A run of records
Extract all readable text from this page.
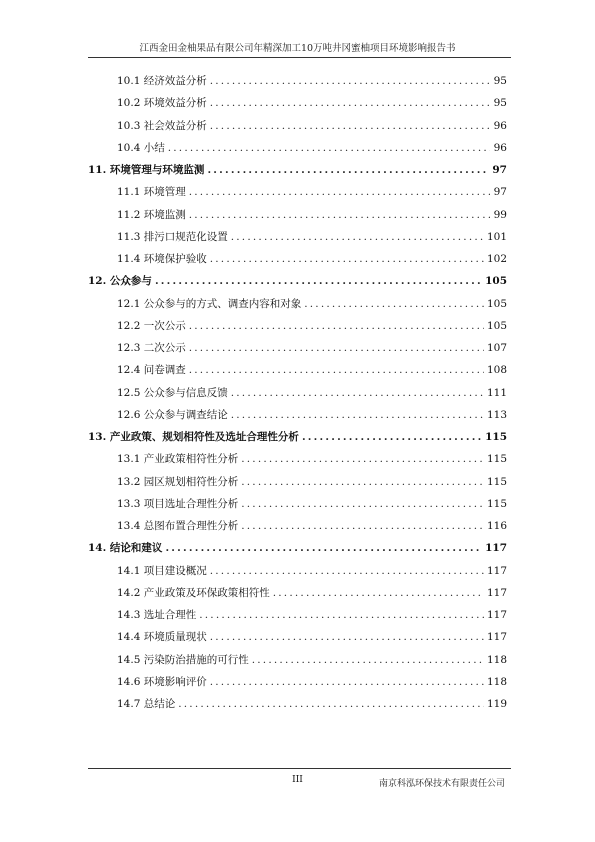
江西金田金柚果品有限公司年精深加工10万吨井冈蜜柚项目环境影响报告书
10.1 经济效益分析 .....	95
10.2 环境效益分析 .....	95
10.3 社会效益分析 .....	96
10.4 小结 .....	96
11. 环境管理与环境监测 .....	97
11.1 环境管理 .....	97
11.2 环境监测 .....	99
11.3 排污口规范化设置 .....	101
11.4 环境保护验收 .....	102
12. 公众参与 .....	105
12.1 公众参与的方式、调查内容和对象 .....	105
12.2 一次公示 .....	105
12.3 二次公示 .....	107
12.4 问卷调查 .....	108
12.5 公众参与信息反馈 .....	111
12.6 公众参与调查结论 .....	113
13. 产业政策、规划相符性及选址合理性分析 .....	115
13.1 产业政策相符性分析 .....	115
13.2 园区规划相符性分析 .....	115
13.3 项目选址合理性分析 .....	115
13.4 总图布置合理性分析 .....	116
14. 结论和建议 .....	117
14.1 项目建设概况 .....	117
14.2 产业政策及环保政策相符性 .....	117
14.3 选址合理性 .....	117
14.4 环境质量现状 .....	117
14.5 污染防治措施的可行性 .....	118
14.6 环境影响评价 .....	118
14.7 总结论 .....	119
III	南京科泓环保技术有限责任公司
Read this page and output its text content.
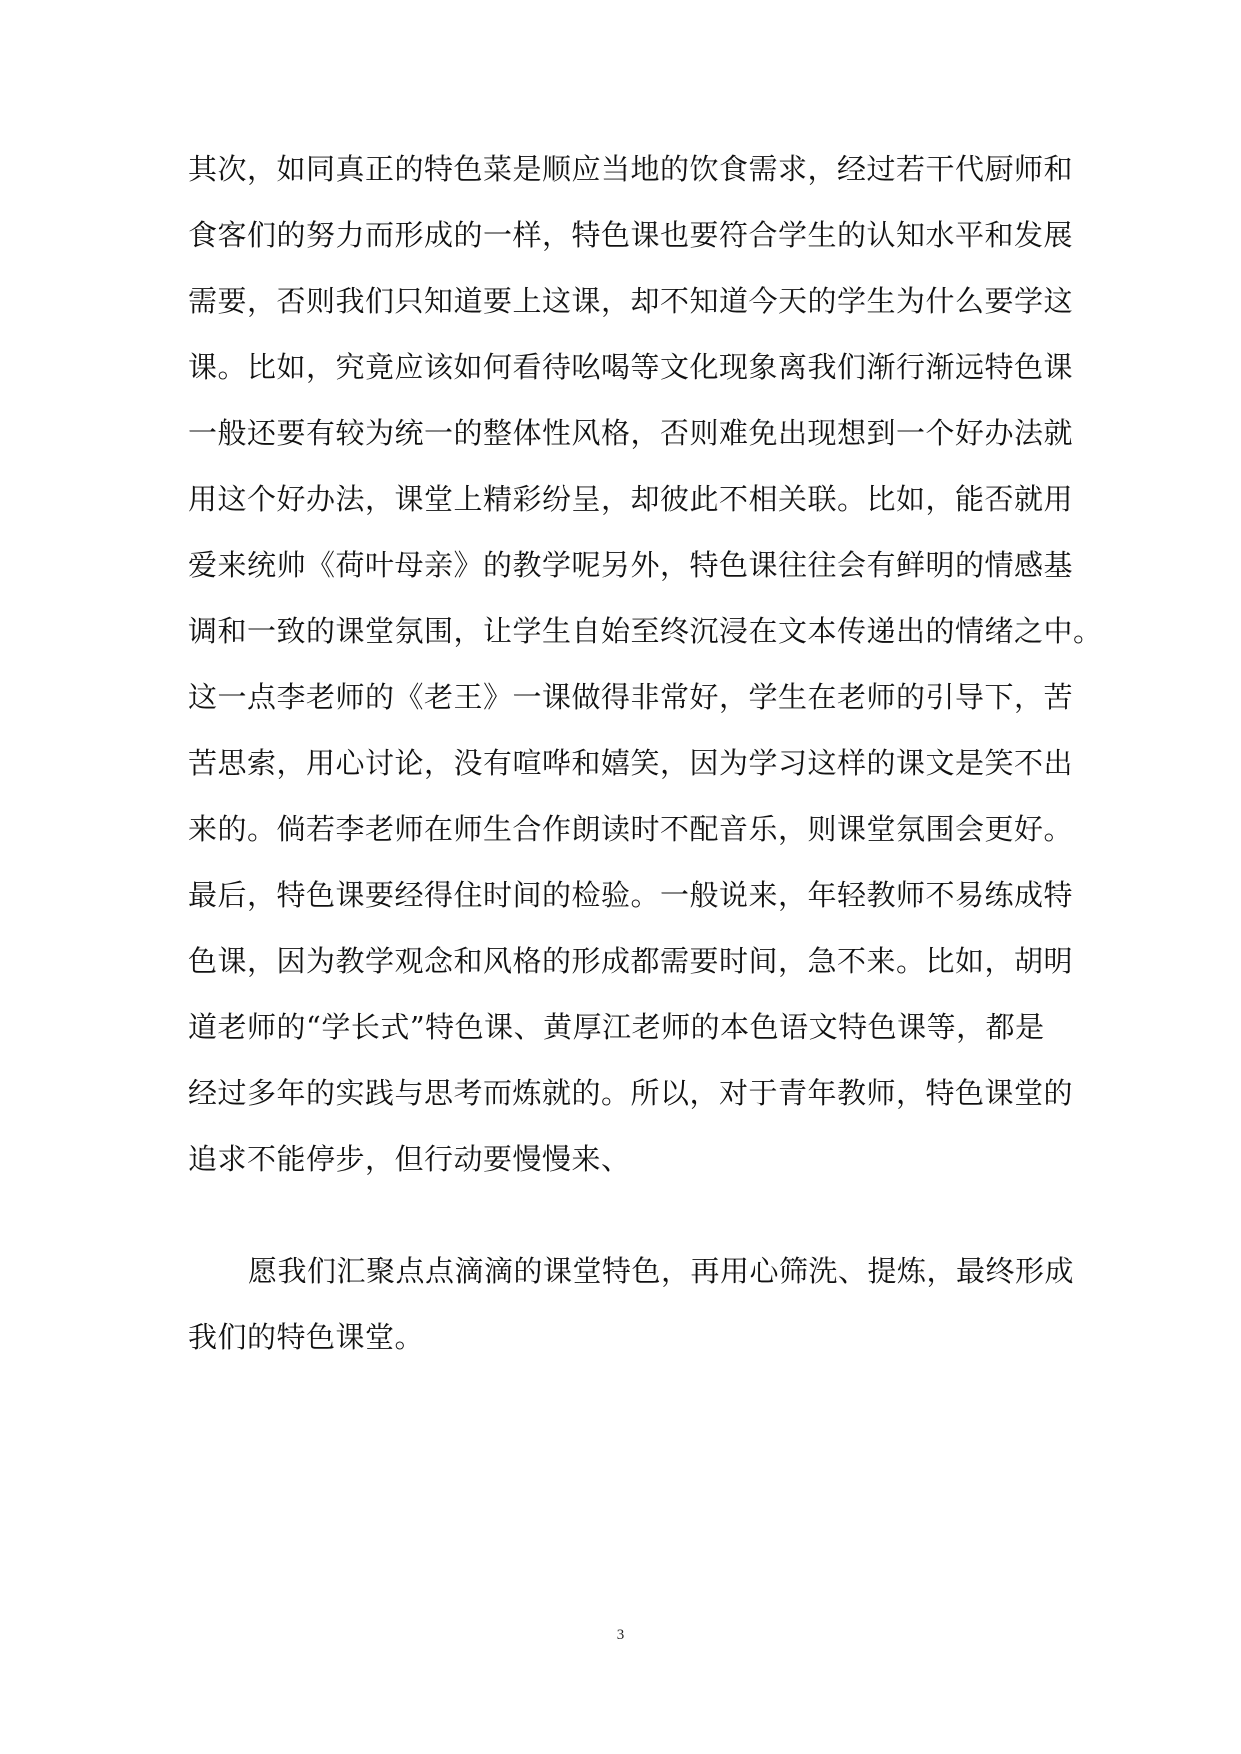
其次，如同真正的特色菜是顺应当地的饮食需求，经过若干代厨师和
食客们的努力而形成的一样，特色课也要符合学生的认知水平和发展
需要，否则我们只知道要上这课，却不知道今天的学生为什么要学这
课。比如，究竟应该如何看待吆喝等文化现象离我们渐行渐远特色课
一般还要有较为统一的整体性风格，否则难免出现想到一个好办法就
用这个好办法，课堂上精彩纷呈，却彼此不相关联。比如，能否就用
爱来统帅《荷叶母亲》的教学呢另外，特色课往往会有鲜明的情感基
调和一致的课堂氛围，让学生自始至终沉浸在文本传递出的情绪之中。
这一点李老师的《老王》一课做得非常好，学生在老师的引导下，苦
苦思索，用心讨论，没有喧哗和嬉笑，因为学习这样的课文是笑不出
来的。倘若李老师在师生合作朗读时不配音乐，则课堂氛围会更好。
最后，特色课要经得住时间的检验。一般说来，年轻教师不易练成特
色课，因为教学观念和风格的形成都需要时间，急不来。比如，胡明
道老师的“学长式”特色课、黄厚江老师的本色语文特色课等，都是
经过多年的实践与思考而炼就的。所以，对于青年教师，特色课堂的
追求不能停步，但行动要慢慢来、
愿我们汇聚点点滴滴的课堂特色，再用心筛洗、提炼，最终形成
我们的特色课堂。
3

* Exercise
Across the entries, how many lines hold the word "page"? Say only the number.

* Written reply
2